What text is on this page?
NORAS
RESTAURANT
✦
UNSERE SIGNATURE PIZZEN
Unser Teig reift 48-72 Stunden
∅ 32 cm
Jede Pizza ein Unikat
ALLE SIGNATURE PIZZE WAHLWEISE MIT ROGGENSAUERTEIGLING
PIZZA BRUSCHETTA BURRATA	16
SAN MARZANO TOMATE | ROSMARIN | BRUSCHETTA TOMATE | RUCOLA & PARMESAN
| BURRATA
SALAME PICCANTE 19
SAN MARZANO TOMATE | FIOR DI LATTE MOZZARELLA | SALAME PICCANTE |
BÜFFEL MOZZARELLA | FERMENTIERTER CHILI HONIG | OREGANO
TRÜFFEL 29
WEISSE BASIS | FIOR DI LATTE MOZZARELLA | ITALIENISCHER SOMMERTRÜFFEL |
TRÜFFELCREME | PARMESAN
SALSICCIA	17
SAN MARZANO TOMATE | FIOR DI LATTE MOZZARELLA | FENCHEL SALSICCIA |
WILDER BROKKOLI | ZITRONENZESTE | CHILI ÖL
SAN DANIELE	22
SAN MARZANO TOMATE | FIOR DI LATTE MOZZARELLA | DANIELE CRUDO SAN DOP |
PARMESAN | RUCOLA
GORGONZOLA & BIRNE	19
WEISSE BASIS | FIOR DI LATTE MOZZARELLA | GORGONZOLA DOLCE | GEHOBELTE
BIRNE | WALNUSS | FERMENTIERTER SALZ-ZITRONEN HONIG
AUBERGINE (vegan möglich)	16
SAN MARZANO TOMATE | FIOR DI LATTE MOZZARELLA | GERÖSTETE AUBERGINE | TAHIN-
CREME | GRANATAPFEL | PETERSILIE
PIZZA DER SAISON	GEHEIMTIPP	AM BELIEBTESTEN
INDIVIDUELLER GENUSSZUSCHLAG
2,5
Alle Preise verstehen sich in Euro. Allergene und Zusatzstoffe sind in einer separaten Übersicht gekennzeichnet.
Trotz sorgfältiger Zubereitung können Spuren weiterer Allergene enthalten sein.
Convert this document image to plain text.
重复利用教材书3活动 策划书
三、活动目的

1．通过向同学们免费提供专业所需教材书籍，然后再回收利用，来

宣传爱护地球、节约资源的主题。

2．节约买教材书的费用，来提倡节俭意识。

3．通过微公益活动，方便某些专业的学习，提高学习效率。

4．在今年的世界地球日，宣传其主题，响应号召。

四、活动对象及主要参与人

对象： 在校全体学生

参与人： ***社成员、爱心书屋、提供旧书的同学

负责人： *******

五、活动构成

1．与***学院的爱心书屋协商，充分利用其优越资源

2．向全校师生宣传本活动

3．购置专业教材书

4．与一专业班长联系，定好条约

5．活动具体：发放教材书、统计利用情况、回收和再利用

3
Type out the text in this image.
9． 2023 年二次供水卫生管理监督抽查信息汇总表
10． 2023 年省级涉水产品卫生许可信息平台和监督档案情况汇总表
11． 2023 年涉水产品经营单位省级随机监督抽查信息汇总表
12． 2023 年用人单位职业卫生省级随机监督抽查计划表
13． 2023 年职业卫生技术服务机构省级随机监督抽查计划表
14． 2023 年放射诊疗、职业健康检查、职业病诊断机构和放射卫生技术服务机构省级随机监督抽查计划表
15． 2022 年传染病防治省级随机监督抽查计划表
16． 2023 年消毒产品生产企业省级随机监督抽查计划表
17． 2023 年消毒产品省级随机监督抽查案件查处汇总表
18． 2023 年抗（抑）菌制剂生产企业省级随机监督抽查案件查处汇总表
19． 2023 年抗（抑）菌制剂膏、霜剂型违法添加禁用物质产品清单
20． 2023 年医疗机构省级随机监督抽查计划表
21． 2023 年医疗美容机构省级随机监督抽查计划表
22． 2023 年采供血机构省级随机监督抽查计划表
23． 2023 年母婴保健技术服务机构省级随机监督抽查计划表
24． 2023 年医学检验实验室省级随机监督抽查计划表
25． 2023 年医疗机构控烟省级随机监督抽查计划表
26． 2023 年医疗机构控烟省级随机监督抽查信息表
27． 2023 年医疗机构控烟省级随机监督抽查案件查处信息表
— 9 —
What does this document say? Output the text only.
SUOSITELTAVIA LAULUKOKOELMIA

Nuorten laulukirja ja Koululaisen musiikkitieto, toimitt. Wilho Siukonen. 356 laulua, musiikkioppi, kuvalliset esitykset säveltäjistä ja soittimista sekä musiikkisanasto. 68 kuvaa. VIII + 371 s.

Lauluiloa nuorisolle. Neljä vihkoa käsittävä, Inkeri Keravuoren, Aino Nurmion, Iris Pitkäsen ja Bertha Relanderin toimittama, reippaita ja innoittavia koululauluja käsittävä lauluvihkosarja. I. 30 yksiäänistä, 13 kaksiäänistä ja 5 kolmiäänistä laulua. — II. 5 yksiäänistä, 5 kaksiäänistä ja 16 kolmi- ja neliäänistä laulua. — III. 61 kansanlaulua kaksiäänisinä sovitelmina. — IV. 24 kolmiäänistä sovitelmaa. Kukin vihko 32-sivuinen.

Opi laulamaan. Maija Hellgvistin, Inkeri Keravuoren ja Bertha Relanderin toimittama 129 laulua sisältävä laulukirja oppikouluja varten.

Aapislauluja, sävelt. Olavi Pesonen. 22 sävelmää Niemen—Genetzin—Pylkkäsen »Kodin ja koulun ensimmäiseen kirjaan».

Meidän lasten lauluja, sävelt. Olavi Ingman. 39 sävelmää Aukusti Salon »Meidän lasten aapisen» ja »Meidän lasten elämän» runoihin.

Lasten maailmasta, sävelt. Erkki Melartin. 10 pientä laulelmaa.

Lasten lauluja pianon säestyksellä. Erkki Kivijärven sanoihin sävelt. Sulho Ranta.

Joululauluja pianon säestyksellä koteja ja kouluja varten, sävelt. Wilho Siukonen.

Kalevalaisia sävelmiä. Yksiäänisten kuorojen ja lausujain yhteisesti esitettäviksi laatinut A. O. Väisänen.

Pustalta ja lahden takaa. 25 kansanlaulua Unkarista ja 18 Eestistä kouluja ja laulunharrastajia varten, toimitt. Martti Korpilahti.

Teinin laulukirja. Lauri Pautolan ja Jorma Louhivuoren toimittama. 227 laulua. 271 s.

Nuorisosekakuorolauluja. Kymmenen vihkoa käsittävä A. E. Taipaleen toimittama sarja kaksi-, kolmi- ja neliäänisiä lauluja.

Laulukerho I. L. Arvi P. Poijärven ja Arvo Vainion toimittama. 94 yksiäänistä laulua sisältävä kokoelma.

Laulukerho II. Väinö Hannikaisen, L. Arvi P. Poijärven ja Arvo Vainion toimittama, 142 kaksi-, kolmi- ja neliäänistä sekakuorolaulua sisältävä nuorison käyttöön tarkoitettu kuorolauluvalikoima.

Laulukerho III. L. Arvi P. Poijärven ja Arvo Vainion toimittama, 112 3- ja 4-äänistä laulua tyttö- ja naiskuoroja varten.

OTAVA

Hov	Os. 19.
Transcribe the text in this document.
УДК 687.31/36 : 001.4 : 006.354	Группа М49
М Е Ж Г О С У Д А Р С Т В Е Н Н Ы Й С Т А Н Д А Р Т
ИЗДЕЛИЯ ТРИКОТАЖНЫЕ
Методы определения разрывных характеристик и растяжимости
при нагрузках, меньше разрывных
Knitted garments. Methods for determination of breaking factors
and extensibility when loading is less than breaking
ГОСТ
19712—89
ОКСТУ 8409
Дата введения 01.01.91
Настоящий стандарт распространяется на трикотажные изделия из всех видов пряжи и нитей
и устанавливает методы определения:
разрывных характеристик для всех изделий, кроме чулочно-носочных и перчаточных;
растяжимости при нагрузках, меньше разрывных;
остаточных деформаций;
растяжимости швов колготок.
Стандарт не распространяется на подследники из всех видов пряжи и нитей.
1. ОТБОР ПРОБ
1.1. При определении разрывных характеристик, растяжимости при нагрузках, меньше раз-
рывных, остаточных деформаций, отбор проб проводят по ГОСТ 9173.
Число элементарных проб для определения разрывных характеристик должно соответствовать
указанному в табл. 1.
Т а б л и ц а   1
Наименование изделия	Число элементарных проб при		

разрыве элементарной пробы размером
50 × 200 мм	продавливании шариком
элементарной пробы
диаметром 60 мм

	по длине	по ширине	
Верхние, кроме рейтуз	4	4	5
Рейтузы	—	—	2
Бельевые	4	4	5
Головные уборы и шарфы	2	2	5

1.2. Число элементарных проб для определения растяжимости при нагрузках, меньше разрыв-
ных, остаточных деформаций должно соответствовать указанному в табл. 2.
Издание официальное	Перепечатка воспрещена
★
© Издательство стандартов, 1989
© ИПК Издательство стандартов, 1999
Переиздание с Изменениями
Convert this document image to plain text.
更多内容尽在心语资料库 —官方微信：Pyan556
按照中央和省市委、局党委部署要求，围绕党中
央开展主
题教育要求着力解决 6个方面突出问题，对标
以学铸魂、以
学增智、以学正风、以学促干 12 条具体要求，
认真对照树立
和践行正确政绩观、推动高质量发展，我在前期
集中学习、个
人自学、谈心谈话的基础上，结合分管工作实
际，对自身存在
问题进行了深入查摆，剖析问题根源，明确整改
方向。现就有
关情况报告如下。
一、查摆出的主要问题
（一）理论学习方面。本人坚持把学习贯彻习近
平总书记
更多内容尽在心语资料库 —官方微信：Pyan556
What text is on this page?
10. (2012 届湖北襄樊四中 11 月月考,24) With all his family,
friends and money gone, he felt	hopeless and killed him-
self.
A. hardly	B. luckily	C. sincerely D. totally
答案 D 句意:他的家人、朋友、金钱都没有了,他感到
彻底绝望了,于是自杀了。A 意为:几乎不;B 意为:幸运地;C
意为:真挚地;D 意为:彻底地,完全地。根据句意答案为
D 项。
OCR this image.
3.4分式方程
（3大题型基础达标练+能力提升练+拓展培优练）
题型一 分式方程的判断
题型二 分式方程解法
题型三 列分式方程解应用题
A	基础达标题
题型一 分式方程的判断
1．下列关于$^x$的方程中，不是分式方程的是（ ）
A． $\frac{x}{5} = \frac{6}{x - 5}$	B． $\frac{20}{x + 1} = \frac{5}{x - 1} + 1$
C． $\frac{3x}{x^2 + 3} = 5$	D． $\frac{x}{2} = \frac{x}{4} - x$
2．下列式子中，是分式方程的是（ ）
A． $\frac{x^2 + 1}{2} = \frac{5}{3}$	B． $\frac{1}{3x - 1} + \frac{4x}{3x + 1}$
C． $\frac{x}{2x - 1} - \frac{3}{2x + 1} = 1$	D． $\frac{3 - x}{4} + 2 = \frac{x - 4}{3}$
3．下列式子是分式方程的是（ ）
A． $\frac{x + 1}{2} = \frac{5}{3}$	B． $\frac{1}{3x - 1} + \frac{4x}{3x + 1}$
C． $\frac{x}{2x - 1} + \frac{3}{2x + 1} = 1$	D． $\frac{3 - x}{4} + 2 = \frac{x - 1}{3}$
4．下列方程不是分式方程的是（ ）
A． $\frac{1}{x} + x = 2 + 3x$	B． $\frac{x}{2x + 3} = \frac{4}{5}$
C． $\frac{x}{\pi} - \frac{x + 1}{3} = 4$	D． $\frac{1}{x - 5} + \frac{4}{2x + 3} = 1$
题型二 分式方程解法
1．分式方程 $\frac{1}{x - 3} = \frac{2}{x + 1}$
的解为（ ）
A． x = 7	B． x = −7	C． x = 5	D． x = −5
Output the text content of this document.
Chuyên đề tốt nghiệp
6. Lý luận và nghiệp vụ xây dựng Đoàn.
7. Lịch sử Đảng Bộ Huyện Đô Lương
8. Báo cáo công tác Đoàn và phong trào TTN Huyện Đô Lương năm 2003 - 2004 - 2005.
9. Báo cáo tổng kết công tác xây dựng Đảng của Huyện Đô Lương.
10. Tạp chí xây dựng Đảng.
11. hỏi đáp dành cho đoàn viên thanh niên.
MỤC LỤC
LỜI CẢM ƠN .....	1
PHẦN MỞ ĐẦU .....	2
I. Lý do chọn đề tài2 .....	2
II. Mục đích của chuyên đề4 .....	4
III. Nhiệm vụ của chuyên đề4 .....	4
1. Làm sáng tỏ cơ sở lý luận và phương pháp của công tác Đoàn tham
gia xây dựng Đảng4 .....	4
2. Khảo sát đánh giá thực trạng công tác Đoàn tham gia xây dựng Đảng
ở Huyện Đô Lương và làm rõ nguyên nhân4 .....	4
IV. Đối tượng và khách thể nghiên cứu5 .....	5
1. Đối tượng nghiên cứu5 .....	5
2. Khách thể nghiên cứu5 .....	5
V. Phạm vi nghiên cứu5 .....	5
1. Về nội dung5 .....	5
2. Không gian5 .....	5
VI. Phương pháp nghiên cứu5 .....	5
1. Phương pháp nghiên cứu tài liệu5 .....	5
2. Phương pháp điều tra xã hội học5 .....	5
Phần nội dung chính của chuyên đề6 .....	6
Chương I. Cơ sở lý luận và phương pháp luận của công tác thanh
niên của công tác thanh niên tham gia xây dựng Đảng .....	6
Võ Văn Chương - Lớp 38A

----

Written problem -
From the listing above, report the number of lines containing the string "нагрузках", without any accompanying remarks.

Response for this exercise -
4